• [Stated goal]:
Can the data below be set down again exactly, line for line?

• [Extracted records]:
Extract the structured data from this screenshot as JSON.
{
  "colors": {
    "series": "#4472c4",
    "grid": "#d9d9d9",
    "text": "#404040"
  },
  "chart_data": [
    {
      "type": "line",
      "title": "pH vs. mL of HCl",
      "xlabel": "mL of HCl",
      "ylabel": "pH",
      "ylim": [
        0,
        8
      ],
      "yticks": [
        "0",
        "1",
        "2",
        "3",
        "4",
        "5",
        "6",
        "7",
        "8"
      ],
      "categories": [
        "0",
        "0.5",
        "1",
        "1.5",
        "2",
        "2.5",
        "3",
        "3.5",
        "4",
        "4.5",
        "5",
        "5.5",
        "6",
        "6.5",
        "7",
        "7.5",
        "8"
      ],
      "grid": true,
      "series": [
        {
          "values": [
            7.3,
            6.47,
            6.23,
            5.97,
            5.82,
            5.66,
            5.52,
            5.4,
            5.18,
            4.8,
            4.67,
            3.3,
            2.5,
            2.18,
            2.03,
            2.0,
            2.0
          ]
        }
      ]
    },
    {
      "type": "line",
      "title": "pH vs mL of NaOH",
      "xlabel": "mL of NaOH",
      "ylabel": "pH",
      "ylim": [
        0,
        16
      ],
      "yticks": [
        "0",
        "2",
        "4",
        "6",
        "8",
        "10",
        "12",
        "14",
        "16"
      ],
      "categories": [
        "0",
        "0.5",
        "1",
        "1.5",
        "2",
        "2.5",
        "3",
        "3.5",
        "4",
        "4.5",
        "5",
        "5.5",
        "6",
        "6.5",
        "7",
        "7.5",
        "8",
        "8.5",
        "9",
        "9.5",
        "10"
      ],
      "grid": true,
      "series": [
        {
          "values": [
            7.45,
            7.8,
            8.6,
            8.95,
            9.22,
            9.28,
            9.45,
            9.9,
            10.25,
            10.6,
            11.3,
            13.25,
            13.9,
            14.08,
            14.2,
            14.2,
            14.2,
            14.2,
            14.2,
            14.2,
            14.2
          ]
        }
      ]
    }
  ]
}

• [Response to this exercise]:
Extract the structured data from this screenshot as JSON.
{
  "colors": {
    "series": "#4472c4",
    "grid": "#d9d9d9",
    "text": "#404040"
  },
  "chart_data": [
    {
      "type": "line",
      "title": "pH vs. mL of HCl",
      "xlabel": "mL of HCl",
      "ylabel": "pH",
      "ylim": [
        0,
        8
      ],
      "yticks": [
        "0",
        "1",
        "2",
        "3",
        "4",
        "5",
        "6",
        "7",
        "8"
      ],
      "categories": [
        "0",
        "0.5",
        "1",
        "1.5",
        "2",
        "2.5",
        "3",
        "3.5",
        "4",
        "4.5",
        "5",
        "5.5",
        "6",
        "6.5",
        "7",
        "7.5",
        "8"
      ],
      "grid": true,
      "series": [
        {
          "values": [
            7.3,
            6.47,
            6.23,
            5.97,
            5.82,
            5.66,
            5.52,
            5.4,
            5.18,
            4.8,
            4.67,
            3.3,
            2.5,
            2.18,
            2.03,
            2.0,
            2.0
          ]
        }
      ]
    },
    {
      "type": "line",
      "title": "pH vs mL of NaOH",
      "xlabel": "mL of NaOH",
      "ylabel": "pH",
      "ylim": [
        0,
        16
      ],
      "yticks": [
        "0",
        "2",
        "4",
        "6",
        "8",
        "10",
        "12",
        "14",
        "16"
      ],
      "categories": [
        "0",
        "0.5",
        "1",
        "1.5",
        "2",
        "2.5",
        "3",
        "3.5",
        "4",
        "4.5",
        "5",
        "5.5",
        "6",
        "6.5",
        "7",
        "7.5",
        "8",
        "8.5",
        "9",
        "9.5",
        "10"
      ],
      "grid": true,
      "series": [
        {
          "values": [
            7.45,
            7.8,
            8.6,
            8.95,
            9.22,
            9.28,
            9.45,
            9.9,
            10.25,
            10.6,
            11.3,
            13.25,
            13.9,
            14.08,
            14.2,
            14.2,
            14.2,
            14.2,
            14.2,
            14.2,
            14.2
          ]
        }
      ]
    }
  ]
}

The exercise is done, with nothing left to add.